╭─ THE DATA

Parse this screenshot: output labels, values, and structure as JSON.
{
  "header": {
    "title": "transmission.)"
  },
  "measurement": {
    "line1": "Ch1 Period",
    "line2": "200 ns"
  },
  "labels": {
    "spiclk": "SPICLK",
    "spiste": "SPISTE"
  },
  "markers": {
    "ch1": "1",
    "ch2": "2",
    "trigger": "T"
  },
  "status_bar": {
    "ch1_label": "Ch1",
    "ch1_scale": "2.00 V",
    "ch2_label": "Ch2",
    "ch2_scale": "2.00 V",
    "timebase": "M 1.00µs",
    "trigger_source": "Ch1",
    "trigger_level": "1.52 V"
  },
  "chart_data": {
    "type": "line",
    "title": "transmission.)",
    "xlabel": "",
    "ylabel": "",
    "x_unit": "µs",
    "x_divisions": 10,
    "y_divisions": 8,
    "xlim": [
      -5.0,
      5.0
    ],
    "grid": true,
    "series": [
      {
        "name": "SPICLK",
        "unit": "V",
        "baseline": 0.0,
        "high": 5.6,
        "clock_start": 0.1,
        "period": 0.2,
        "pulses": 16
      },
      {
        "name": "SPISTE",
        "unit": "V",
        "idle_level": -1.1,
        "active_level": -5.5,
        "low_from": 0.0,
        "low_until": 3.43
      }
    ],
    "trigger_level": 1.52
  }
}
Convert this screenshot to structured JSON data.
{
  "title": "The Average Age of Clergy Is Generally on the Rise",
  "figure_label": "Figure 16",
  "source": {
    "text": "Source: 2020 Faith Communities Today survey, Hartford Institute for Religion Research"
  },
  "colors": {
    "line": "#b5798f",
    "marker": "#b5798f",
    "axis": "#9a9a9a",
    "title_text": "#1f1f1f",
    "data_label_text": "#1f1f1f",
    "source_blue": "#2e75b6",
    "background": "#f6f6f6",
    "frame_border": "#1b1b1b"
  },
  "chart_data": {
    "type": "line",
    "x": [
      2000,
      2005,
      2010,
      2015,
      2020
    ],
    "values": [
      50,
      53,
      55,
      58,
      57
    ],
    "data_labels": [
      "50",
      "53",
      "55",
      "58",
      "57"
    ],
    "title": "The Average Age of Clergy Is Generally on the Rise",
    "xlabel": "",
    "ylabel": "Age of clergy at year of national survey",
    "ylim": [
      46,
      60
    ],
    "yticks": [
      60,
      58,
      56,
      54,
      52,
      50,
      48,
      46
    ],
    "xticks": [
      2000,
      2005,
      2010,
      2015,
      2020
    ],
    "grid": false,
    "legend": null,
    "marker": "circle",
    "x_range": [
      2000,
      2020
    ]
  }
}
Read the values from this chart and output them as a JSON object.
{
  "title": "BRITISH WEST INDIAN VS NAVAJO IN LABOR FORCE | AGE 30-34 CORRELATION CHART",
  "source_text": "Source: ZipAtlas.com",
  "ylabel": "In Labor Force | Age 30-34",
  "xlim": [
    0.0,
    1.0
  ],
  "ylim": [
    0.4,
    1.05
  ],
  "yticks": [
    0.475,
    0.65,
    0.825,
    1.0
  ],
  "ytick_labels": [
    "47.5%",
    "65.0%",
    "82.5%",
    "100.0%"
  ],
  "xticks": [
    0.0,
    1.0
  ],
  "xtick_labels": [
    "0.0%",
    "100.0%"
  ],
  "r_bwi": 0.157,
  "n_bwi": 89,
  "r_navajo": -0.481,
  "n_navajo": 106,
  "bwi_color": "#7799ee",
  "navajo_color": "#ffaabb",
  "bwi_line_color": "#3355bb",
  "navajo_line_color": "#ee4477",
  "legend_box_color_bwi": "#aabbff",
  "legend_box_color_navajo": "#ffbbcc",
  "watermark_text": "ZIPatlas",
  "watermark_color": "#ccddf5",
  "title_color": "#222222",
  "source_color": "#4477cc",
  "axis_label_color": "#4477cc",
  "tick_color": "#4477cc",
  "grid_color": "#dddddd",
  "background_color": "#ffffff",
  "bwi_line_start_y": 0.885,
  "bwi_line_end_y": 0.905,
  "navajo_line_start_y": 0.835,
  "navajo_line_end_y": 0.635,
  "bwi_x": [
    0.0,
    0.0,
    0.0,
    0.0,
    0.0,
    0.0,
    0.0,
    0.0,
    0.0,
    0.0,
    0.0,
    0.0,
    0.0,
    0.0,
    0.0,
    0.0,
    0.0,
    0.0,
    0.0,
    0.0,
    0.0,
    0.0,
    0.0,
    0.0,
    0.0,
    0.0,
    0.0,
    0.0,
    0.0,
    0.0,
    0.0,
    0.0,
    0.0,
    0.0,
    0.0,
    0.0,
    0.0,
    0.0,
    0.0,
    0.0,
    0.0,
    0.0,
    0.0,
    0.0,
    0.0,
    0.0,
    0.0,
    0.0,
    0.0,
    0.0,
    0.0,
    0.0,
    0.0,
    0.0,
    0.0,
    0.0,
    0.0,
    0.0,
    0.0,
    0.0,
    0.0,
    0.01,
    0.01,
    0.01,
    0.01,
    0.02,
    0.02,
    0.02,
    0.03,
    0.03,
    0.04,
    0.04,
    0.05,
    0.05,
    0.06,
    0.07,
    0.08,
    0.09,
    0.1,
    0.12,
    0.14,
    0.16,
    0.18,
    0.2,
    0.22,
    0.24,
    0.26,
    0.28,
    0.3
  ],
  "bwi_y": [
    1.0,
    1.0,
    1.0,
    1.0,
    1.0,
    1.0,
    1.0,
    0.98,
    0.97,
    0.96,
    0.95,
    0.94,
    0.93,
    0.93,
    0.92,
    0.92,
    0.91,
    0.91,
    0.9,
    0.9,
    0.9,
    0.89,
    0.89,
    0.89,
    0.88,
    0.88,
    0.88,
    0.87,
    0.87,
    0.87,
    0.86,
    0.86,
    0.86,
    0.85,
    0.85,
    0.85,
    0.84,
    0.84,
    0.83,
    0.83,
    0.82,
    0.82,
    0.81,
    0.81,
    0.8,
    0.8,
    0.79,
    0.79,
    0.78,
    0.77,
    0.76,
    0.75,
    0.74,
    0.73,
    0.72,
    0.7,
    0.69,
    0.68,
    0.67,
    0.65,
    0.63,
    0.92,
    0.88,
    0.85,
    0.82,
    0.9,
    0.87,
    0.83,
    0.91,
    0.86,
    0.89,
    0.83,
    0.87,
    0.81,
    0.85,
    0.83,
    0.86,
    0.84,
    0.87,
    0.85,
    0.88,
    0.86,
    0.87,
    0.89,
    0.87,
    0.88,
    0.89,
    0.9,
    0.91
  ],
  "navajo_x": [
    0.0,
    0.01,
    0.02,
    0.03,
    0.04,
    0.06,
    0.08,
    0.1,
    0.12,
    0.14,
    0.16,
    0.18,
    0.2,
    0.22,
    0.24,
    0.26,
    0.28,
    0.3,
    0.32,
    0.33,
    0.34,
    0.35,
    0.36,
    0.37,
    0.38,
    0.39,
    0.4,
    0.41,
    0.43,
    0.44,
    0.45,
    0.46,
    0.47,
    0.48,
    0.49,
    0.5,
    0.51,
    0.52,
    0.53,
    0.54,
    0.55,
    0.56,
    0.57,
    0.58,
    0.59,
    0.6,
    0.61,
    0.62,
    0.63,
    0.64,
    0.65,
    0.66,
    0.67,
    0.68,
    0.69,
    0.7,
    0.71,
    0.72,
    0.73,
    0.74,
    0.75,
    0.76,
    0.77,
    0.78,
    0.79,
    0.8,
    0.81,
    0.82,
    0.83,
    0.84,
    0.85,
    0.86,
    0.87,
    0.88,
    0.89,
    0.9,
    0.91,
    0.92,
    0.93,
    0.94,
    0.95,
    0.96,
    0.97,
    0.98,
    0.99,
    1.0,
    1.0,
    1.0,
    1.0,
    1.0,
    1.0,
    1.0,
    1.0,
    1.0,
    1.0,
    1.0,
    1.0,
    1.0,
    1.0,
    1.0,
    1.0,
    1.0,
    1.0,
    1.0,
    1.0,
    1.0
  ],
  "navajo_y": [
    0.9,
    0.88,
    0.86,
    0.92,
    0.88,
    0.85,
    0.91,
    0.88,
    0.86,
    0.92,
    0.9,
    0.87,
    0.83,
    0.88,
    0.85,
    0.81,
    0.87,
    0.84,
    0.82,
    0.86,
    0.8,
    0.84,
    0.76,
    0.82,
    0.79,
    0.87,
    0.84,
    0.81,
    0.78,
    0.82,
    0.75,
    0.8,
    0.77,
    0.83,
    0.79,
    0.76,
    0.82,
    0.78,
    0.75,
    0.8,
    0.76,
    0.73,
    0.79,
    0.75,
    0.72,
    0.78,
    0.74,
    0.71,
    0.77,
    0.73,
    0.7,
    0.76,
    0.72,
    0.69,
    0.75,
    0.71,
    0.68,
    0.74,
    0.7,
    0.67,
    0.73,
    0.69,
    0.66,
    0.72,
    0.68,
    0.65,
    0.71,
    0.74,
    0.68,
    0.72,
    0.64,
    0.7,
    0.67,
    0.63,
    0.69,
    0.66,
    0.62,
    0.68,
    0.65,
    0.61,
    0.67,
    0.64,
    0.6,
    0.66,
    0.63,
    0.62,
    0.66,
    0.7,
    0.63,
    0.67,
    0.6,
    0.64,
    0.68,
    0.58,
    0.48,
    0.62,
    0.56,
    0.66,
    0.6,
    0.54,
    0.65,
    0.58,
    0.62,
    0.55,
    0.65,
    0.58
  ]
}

╰─

**WHAT THIS TASK INVOLVES:** Collect, from the material above, every line containing the word "survey".

**RESULT BELOW:**
    "text": "Source: 2020 Faith Communities Today survey, Hartford Institute for Religion Research"
    "ylabel": "Age of clergy at year of national survey",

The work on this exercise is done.